WRITTEN TASK>
Search the material for the string "одну" and copy each line where it occurs.

┌──

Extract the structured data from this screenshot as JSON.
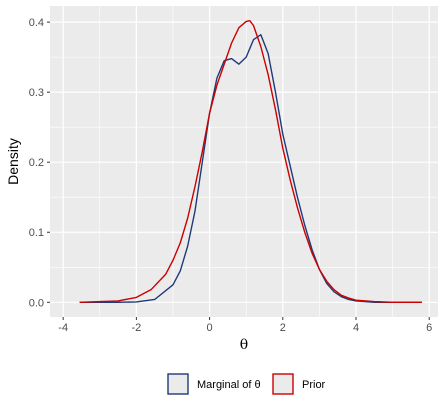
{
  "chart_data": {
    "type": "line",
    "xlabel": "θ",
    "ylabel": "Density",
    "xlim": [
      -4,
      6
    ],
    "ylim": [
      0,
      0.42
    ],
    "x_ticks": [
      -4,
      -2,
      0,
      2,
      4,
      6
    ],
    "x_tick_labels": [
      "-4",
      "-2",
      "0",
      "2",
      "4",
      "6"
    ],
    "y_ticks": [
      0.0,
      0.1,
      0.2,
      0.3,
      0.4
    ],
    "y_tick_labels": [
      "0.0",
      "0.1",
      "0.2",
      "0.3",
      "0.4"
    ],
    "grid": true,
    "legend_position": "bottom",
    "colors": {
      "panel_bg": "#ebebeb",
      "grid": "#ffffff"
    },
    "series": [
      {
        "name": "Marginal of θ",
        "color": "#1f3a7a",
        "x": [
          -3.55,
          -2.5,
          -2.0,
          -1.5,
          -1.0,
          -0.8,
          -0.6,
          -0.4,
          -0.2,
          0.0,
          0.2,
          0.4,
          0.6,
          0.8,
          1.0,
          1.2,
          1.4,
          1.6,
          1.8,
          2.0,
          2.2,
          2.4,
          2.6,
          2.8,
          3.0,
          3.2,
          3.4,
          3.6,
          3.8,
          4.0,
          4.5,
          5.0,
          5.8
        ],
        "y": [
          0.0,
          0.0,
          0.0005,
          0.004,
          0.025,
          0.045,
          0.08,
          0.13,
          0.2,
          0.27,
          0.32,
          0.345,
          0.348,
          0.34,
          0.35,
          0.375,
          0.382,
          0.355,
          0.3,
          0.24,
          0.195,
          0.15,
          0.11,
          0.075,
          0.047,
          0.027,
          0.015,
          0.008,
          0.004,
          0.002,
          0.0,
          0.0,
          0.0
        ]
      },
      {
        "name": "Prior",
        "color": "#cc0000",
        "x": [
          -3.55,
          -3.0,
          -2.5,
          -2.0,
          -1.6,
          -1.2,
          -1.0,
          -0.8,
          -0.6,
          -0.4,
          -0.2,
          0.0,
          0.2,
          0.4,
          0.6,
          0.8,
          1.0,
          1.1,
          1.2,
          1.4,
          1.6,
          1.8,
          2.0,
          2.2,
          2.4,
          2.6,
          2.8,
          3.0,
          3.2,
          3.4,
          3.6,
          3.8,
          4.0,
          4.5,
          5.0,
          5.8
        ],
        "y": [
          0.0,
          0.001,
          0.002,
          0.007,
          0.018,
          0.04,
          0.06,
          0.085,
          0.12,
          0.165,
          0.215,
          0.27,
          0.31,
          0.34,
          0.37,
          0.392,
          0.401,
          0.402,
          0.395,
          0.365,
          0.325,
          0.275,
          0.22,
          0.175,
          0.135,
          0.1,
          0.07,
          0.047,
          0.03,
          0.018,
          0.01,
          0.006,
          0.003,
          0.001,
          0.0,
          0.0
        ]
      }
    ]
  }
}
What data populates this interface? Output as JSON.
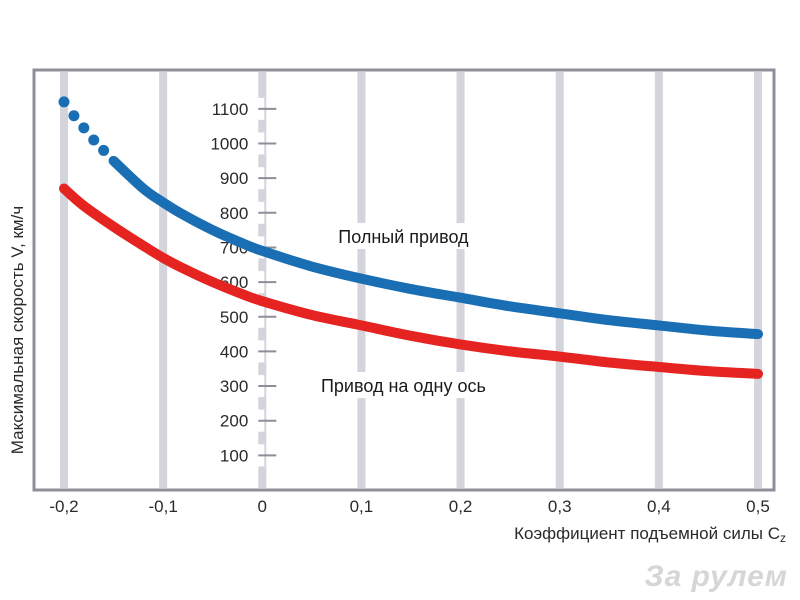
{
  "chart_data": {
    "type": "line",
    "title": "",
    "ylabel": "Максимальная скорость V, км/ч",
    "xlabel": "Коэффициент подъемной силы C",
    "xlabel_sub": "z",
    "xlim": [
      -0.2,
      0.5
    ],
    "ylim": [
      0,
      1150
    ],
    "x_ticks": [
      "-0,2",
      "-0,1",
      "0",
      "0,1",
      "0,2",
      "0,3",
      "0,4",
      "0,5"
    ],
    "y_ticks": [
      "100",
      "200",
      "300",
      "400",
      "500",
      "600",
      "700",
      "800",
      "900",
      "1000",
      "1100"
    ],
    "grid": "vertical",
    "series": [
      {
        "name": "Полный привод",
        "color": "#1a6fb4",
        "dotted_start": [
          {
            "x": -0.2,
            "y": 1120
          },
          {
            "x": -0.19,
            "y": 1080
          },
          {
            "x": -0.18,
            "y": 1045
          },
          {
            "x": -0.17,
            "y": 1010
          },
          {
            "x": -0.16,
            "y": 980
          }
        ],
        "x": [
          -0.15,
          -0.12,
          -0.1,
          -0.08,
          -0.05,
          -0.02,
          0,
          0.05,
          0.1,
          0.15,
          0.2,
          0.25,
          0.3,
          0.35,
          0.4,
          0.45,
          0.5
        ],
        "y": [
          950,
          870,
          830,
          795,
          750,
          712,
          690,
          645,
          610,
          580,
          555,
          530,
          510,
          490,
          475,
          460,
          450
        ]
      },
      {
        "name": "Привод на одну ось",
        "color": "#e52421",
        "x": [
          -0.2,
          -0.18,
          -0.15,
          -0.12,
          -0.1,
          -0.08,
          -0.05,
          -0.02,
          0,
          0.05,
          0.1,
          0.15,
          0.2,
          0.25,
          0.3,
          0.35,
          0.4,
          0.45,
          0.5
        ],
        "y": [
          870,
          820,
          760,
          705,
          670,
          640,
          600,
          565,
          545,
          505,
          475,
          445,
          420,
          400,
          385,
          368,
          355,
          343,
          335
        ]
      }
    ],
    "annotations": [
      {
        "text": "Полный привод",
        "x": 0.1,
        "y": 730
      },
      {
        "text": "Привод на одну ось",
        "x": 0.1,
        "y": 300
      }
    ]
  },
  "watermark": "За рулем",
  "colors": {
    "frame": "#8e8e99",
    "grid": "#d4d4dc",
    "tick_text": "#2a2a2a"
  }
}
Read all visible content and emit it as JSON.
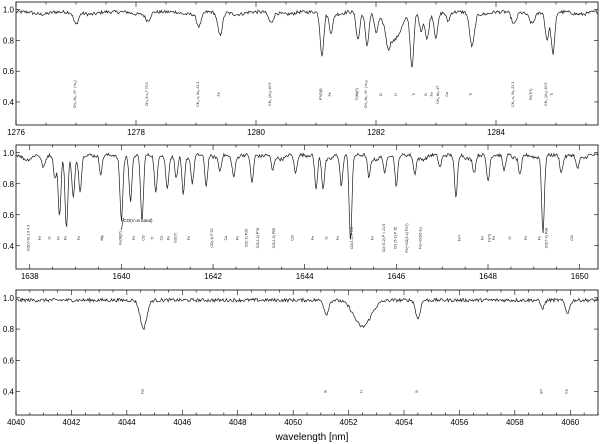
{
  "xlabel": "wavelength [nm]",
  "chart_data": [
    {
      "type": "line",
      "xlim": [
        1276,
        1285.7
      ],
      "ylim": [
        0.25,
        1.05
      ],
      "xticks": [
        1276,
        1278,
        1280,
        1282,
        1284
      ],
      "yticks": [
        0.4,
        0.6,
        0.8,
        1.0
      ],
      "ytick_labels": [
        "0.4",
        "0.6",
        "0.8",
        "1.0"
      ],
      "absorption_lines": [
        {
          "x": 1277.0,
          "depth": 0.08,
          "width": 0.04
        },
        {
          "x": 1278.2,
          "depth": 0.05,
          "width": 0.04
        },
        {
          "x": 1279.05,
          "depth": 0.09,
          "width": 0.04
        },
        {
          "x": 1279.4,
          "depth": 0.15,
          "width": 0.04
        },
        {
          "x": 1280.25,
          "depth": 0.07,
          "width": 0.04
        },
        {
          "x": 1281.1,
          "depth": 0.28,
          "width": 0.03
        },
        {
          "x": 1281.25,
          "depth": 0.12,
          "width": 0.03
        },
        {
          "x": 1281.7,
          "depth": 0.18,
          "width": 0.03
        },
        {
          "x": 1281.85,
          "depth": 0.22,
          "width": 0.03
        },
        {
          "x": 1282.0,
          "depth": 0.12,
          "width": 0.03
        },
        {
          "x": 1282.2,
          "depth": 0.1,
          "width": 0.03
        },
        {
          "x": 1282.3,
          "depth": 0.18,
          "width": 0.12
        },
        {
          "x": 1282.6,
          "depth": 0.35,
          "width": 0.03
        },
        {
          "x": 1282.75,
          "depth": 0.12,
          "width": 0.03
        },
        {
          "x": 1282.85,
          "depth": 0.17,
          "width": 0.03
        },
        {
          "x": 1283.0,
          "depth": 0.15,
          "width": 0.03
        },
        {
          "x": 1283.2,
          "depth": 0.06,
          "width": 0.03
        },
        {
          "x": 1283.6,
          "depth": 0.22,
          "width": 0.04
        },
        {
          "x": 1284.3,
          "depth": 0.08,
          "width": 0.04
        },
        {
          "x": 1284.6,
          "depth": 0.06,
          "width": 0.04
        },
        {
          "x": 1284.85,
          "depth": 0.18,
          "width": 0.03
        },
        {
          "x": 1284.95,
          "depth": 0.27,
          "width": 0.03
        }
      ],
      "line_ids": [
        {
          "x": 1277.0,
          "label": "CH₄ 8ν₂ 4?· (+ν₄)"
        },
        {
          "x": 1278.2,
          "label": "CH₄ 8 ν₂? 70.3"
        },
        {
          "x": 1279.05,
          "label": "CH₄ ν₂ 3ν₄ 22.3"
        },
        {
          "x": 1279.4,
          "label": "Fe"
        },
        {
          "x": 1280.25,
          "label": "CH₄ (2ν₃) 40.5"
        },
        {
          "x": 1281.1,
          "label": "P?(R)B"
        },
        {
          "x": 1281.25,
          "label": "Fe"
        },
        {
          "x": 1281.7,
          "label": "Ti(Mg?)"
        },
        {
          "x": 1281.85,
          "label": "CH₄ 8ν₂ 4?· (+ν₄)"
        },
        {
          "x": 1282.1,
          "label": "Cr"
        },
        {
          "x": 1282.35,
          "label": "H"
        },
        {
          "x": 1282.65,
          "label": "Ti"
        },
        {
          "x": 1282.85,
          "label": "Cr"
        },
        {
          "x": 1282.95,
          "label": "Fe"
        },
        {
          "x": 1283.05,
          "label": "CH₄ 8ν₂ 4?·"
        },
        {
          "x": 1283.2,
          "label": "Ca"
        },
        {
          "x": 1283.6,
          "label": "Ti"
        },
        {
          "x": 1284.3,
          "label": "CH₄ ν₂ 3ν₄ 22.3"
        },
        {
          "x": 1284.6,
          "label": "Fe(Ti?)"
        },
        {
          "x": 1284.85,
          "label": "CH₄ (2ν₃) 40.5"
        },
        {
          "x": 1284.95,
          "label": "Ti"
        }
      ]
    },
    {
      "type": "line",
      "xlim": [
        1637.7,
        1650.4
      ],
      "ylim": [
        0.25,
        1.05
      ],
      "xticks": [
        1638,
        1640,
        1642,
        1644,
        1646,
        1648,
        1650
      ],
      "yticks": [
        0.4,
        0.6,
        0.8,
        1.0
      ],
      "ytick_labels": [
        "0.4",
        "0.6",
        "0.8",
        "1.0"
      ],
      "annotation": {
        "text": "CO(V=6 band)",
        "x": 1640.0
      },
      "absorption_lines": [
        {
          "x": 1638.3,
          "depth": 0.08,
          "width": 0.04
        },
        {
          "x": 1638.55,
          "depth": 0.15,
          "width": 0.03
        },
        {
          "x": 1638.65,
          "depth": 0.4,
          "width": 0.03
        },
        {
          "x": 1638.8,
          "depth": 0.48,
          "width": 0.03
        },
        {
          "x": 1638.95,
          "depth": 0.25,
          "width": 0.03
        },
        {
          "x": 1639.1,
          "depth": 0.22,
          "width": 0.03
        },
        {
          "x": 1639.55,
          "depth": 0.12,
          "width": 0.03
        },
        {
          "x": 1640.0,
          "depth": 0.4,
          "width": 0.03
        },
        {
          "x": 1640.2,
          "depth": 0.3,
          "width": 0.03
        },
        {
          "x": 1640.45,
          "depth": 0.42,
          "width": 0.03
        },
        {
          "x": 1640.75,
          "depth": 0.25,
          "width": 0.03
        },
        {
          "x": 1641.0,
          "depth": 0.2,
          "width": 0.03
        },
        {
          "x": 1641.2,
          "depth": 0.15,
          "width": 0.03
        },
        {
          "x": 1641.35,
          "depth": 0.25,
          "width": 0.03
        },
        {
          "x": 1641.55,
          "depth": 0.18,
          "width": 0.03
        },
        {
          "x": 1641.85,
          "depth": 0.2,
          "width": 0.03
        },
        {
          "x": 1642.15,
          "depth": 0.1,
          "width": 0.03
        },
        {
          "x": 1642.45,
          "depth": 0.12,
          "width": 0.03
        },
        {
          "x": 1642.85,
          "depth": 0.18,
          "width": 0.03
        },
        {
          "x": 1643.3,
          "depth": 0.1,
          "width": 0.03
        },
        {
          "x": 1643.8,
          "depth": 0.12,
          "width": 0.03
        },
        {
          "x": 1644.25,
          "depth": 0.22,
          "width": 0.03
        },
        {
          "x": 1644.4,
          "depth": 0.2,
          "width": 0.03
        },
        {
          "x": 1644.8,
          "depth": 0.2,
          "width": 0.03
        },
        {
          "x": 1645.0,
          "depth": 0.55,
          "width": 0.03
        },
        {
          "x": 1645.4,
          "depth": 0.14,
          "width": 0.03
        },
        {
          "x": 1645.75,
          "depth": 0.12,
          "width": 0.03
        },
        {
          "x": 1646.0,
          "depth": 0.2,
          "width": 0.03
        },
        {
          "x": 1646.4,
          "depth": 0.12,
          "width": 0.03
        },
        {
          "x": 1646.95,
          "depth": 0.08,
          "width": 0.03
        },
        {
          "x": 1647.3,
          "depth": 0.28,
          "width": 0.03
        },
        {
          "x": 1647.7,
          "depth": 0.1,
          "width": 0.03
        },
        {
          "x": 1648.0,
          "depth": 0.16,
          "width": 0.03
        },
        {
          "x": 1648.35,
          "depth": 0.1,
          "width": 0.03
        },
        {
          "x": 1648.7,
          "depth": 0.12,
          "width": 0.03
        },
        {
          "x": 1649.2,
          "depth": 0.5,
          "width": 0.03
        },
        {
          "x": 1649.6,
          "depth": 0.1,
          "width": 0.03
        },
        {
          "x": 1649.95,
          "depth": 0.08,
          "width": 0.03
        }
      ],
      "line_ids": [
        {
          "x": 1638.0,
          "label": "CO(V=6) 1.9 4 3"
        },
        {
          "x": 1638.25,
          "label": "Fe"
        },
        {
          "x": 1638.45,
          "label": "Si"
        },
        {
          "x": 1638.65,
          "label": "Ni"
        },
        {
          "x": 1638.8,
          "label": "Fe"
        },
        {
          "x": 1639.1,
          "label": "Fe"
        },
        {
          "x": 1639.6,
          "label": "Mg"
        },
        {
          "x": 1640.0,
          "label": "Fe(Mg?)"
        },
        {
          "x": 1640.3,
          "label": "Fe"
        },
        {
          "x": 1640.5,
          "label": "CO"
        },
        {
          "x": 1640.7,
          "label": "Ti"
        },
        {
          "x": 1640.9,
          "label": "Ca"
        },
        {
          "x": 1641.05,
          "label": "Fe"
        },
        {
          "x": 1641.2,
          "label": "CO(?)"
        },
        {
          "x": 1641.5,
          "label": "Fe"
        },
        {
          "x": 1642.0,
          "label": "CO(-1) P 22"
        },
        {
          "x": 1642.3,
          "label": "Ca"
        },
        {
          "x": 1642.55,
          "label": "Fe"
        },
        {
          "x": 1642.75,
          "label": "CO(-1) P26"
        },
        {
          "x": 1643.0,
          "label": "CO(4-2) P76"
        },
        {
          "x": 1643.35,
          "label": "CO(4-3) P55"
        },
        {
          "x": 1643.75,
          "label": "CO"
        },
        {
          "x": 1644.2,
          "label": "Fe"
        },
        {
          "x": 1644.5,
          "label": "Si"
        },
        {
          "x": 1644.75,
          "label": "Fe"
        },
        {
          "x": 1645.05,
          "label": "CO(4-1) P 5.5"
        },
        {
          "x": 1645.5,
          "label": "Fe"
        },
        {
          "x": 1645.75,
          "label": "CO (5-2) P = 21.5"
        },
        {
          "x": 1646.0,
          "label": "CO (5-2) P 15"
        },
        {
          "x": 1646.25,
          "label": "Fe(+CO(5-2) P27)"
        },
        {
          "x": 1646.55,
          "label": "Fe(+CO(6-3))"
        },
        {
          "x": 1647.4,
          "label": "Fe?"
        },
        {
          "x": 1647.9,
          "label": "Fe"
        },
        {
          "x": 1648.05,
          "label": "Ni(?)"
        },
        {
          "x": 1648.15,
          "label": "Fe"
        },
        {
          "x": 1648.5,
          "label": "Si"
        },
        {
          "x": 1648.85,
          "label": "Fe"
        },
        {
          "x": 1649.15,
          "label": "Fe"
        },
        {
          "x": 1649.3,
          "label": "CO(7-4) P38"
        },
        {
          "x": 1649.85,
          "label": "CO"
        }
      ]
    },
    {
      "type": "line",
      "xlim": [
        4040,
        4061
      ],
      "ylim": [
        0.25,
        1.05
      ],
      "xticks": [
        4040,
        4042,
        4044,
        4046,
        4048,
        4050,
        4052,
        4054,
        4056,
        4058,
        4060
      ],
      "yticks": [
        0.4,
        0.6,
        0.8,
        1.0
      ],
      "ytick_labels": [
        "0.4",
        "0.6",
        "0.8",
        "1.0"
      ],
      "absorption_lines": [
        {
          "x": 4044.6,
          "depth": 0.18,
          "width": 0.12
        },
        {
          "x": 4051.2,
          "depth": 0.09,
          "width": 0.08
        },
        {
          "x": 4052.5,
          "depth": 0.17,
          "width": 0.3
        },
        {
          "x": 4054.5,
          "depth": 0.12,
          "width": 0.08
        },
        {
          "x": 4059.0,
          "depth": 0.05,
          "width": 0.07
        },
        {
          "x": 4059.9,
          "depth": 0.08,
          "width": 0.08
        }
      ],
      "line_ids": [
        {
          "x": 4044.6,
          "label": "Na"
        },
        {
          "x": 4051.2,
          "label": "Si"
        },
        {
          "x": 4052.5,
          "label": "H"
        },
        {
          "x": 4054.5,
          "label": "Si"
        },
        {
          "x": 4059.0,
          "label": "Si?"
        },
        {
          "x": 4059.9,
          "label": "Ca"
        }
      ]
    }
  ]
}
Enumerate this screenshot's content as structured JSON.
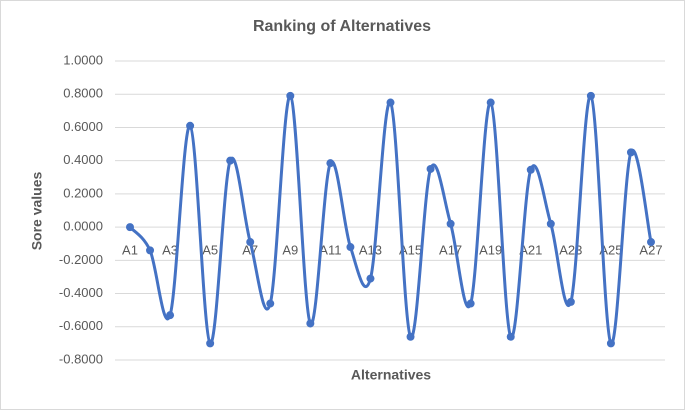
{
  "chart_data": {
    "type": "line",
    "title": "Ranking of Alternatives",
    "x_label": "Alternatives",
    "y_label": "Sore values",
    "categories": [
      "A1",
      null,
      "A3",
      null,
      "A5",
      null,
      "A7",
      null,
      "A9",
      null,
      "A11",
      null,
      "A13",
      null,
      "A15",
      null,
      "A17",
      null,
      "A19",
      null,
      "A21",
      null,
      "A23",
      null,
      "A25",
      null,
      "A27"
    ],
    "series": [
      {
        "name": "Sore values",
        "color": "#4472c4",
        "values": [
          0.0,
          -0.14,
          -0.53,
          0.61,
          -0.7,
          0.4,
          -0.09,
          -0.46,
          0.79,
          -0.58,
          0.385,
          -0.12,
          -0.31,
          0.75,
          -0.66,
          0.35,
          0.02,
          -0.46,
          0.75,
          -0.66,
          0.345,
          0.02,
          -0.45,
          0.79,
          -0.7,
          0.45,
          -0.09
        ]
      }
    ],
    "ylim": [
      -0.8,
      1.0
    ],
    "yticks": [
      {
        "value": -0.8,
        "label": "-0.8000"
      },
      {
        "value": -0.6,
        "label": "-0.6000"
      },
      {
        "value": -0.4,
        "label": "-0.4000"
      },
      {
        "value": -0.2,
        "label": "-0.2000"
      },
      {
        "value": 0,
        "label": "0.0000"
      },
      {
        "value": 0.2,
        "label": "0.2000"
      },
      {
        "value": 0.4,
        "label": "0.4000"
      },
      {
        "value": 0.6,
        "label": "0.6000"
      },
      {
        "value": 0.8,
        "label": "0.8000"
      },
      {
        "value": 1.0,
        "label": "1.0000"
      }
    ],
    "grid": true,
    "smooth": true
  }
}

└──

SOLUTION TO THIS TASK>
        "name": "Привод на одну ось",
        "text": "Привод на одну ось",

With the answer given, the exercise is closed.